__Problem__
In the listing below, find every line containing "come" and copy it out.

====

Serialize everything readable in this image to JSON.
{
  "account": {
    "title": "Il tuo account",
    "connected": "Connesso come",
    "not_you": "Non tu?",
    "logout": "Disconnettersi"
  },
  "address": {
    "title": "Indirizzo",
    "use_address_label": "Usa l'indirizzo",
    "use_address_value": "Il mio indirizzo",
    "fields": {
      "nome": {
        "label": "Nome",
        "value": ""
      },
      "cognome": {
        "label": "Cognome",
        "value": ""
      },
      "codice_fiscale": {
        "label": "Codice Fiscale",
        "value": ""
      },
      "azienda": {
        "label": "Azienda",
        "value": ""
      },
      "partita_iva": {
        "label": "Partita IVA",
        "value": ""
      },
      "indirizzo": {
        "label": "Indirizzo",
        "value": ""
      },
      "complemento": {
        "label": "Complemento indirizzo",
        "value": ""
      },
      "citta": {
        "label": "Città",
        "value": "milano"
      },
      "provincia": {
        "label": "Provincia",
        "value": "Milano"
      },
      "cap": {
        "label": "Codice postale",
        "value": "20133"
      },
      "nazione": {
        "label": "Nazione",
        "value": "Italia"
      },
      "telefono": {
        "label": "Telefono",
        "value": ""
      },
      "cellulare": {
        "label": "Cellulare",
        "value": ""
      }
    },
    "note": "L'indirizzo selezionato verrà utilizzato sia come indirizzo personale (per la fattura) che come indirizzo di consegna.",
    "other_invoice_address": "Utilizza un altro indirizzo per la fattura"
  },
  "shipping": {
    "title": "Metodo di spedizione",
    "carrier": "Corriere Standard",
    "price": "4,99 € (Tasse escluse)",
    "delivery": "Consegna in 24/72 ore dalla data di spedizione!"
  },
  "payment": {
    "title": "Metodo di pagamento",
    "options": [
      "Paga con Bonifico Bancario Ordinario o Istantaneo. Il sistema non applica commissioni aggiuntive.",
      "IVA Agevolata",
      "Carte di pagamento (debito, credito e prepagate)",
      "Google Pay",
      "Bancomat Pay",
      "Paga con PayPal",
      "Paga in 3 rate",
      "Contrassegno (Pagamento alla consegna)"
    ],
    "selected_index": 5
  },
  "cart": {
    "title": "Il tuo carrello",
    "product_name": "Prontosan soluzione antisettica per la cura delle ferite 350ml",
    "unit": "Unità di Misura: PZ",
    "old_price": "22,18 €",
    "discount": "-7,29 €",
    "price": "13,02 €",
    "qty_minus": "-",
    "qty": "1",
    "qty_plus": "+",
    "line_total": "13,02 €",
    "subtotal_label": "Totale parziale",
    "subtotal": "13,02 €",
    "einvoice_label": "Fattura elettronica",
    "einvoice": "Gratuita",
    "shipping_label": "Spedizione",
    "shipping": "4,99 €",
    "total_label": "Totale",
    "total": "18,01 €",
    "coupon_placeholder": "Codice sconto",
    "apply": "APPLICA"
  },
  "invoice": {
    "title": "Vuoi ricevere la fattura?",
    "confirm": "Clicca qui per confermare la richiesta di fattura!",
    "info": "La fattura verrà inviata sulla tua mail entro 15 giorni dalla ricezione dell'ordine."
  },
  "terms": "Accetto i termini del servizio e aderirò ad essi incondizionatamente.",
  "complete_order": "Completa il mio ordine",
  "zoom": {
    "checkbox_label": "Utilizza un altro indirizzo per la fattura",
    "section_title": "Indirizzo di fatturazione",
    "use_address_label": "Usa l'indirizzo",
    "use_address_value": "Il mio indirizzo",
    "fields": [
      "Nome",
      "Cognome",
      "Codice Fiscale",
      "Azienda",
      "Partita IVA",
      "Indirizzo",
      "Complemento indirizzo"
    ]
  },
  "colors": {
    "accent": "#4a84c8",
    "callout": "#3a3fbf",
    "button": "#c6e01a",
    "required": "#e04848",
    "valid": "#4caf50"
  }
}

====

__Task solution__
    "connected": "Connesso come",
    "note": "L'indirizzo selezionato verrà utilizzato sia come indirizzo personale (per la fattura) che come indirizzo di consegna.",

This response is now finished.